→ **YOUR INSTRUCTIONS**
Below is a set of records. Repeat all of them exactly.

# start of EXERCISE MATERIALS

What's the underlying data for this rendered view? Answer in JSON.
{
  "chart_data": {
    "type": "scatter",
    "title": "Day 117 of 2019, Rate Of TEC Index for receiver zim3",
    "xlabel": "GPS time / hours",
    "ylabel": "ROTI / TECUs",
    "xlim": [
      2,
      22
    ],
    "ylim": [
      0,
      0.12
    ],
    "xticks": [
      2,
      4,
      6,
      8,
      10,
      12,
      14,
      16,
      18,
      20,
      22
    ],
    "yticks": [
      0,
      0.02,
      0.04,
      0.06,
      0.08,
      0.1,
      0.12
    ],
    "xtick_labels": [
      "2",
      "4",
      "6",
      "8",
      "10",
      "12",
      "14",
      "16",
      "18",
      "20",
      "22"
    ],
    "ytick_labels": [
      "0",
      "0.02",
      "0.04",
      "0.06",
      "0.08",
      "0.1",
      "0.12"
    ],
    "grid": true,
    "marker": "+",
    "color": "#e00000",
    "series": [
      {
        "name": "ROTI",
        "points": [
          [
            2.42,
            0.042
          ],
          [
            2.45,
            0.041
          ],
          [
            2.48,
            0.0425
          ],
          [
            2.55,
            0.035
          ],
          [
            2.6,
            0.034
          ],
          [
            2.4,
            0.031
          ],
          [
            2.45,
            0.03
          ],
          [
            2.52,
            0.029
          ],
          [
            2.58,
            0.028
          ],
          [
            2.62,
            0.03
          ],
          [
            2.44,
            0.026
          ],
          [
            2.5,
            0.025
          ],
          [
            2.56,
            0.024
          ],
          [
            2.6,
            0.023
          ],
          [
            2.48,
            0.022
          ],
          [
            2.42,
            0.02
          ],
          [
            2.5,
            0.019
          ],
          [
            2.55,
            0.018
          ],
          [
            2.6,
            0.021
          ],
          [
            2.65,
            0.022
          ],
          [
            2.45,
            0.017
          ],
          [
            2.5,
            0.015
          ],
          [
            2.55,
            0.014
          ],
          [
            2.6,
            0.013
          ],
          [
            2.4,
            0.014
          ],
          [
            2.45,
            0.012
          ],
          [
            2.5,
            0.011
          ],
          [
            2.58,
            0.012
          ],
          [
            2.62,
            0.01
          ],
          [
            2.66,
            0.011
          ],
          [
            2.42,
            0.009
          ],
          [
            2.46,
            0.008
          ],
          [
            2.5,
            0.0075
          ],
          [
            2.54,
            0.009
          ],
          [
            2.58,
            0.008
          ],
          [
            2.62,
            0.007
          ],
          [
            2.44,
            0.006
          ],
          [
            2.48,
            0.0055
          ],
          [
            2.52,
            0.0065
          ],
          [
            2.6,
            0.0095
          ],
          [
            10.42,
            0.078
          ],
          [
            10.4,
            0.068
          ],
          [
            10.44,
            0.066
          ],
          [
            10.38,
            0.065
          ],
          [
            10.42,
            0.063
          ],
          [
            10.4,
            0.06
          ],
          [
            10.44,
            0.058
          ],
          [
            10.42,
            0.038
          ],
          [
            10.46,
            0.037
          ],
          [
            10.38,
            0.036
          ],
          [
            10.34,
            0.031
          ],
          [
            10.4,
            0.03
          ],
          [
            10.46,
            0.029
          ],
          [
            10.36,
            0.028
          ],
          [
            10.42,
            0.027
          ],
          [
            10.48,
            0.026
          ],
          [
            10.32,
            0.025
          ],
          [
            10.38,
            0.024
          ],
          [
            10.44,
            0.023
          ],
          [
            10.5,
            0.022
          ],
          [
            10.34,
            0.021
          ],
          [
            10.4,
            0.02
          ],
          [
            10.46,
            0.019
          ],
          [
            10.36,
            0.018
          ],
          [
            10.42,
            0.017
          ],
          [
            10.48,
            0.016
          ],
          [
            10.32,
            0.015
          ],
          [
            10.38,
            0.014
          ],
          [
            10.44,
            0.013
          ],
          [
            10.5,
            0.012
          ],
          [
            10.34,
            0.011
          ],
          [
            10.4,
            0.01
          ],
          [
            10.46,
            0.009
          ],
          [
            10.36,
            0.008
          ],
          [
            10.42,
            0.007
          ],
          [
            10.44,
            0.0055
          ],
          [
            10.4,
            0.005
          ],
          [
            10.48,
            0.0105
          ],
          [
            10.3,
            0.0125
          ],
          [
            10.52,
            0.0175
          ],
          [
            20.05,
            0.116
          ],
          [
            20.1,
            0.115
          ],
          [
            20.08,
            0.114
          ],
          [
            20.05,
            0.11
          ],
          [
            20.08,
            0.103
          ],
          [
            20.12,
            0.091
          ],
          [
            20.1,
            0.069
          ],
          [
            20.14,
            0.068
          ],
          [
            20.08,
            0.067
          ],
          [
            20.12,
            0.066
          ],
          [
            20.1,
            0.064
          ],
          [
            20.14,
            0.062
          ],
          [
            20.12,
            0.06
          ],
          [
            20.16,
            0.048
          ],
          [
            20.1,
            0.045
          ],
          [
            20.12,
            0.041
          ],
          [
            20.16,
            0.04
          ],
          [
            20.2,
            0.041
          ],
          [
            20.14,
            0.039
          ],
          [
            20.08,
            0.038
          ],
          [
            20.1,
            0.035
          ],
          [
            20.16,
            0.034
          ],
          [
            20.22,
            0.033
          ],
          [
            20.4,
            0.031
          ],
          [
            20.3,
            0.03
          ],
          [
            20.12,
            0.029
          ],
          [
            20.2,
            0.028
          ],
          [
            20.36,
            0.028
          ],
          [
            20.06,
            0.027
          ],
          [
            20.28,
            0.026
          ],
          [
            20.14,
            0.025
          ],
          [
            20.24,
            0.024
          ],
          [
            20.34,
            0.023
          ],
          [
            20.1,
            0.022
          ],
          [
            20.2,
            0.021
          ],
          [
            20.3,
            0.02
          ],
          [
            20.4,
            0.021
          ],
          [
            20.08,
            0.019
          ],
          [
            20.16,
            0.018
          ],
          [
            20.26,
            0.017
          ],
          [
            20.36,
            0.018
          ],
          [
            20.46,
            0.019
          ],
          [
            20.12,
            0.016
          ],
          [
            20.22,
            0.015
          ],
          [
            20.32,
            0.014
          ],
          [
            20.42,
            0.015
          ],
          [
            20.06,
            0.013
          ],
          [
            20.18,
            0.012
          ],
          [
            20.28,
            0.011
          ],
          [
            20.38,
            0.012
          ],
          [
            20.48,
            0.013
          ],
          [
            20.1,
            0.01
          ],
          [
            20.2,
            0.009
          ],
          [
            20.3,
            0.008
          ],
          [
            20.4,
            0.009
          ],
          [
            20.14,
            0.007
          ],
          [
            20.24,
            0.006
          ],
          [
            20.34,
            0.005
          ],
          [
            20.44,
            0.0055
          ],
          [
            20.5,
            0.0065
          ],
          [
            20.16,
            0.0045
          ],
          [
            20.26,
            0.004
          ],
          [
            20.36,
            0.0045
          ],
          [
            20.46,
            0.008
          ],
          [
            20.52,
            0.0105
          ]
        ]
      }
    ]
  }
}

# end of EXERCISE MATERIALS

→ **WRITTEN RESPONSE**
What's the underlying data for this rendered view? Answer in JSON.
{
  "chart_data": {
    "type": "scatter",
    "title": "Day 117 of 2019, Rate Of TEC Index for receiver zim3",
    "xlabel": "GPS time / hours",
    "ylabel": "ROTI / TECUs",
    "xlim": [
      2,
      22
    ],
    "ylim": [
      0,
      0.12
    ],
    "xticks": [
      2,
      4,
      6,
      8,
      10,
      12,
      14,
      16,
      18,
      20,
      22
    ],
    "yticks": [
      0,
      0.02,
      0.04,
      0.06,
      0.08,
      0.1,
      0.12
    ],
    "xtick_labels": [
      "2",
      "4",
      "6",
      "8",
      "10",
      "12",
      "14",
      "16",
      "18",
      "20",
      "22"
    ],
    "ytick_labels": [
      "0",
      "0.02",
      "0.04",
      "0.06",
      "0.08",
      "0.1",
      "0.12"
    ],
    "grid": true,
    "marker": "+",
    "color": "#e00000",
    "series": [
      {
        "name": "ROTI",
        "points": [
          [
            2.42,
            0.042
          ],
          [
            2.45,
            0.041
          ],
          [
            2.48,
            0.0425
          ],
          [
            2.55,
            0.035
          ],
          [
            2.6,
            0.034
          ],
          [
            2.4,
            0.031
          ],
          [
            2.45,
            0.03
          ],
          [
            2.52,
            0.029
          ],
          [
            2.58,
            0.028
          ],
          [
            2.62,
            0.03
          ],
          [
            2.44,
            0.026
          ],
          [
            2.5,
            0.025
          ],
          [
            2.56,
            0.024
          ],
          [
            2.6,
            0.023
          ],
          [
            2.48,
            0.022
          ],
          [
            2.42,
            0.02
          ],
          [
            2.5,
            0.019
          ],
          [
            2.55,
            0.018
          ],
          [
            2.6,
            0.021
          ],
          [
            2.65,
            0.022
          ],
          [
            2.45,
            0.017
          ],
          [
            2.5,
            0.015
          ],
          [
            2.55,
            0.014
          ],
          [
            2.6,
            0.013
          ],
          [
            2.4,
            0.014
          ],
          [
            2.45,
            0.012
          ],
          [
            2.5,
            0.011
          ],
          [
            2.58,
            0.012
          ],
          [
            2.62,
            0.01
          ],
          [
            2.66,
            0.011
          ],
          [
            2.42,
            0.009
          ],
          [
            2.46,
            0.008
          ],
          [
            2.5,
            0.0075
          ],
          [
            2.54,
            0.009
          ],
          [
            2.58,
            0.008
          ],
          [
            2.62,
            0.007
          ],
          [
            2.44,
            0.006
          ],
          [
            2.48,
            0.0055
          ],
          [
            2.52,
            0.0065
          ],
          [
            2.6,
            0.0095
          ],
          [
            10.42,
            0.078
          ],
          [
            10.4,
            0.068
          ],
          [
            10.44,
            0.066
          ],
          [
            10.38,
            0.065
          ],
          [
            10.42,
            0.063
          ],
          [
            10.4,
            0.06
          ],
          [
            10.44,
            0.058
          ],
          [
            10.42,
            0.038
          ],
          [
            10.46,
            0.037
          ],
          [
            10.38,
            0.036
          ],
          [
            10.34,
            0.031
          ],
          [
            10.4,
            0.03
          ],
          [
            10.46,
            0.029
          ],
          [
            10.36,
            0.028
          ],
          [
            10.42,
            0.027
          ],
          [
            10.48,
            0.026
          ],
          [
            10.32,
            0.025
          ],
          [
            10.38,
            0.024
          ],
          [
            10.44,
            0.023
          ],
          [
            10.5,
            0.022
          ],
          [
            10.34,
            0.021
          ],
          [
            10.4,
            0.02
          ],
          [
            10.46,
            0.019
          ],
          [
            10.36,
            0.018
          ],
          [
            10.42,
            0.017
          ],
          [
            10.48,
            0.016
          ],
          [
            10.32,
            0.015
          ],
          [
            10.38,
            0.014
          ],
          [
            10.44,
            0.013
          ],
          [
            10.5,
            0.012
          ],
          [
            10.34,
            0.011
          ],
          [
            10.4,
            0.01
          ],
          [
            10.46,
            0.009
          ],
          [
            10.36,
            0.008
          ],
          [
            10.42,
            0.007
          ],
          [
            10.44,
            0.0055
          ],
          [
            10.4,
            0.005
          ],
          [
            10.48,
            0.0105
          ],
          [
            10.3,
            0.0125
          ],
          [
            10.52,
            0.0175
          ],
          [
            20.05,
            0.116
          ],
          [
            20.1,
            0.115
          ],
          [
            20.08,
            0.114
          ],
          [
            20.05,
            0.11
          ],
          [
            20.08,
            0.103
          ],
          [
            20.12,
            0.091
          ],
          [
            20.1,
            0.069
          ],
          [
            20.14,
            0.068
          ],
          [
            20.08,
            0.067
          ],
          [
            20.12,
            0.066
          ],
          [
            20.1,
            0.064
          ],
          [
            20.14,
            0.062
          ],
          [
            20.12,
            0.06
          ],
          [
            20.16,
            0.048
          ],
          [
            20.1,
            0.045
          ],
          [
            20.12,
            0.041
          ],
          [
            20.16,
            0.04
          ],
          [
            20.2,
            0.041
          ],
          [
            20.14,
            0.039
          ],
          [
            20.08,
            0.038
          ],
          [
            20.1,
            0.035
          ],
          [
            20.16,
            0.034
          ],
          [
            20.22,
            0.033
          ],
          [
            20.4,
            0.031
          ],
          [
            20.3,
            0.03
          ],
          [
            20.12,
            0.029
          ],
          [
            20.2,
            0.028
          ],
          [
            20.36,
            0.028
          ],
          [
            20.06,
            0.027
          ],
          [
            20.28,
            0.026
          ],
          [
            20.14,
            0.025
          ],
          [
            20.24,
            0.024
          ],
          [
            20.34,
            0.023
          ],
          [
            20.1,
            0.022
          ],
          [
            20.2,
            0.021
          ],
          [
            20.3,
            0.02
          ],
          [
            20.4,
            0.021
          ],
          [
            20.08,
            0.019
          ],
          [
            20.16,
            0.018
          ],
          [
            20.26,
            0.017
          ],
          [
            20.36,
            0.018
          ],
          [
            20.46,
            0.019
          ],
          [
            20.12,
            0.016
          ],
          [
            20.22,
            0.015
          ],
          [
            20.32,
            0.014
          ],
          [
            20.42,
            0.015
          ],
          [
            20.06,
            0.013
          ],
          [
            20.18,
            0.012
          ],
          [
            20.28,
            0.011
          ],
          [
            20.38,
            0.012
          ],
          [
            20.48,
            0.013
          ],
          [
            20.1,
            0.01
          ],
          [
            20.2,
            0.009
          ],
          [
            20.3,
            0.008
          ],
          [
            20.4,
            0.009
          ],
          [
            20.14,
            0.007
          ],
          [
            20.24,
            0.006
          ],
          [
            20.34,
            0.005
          ],
          [
            20.44,
            0.0055
          ],
          [
            20.5,
            0.0065
          ],
          [
            20.16,
            0.0045
          ],
          [
            20.26,
            0.004
          ],
          [
            20.36,
            0.0045
          ],
          [
            20.46,
            0.008
          ],
          [
            20.52,
            0.0105
          ]
        ]
      }
    ]
  }
}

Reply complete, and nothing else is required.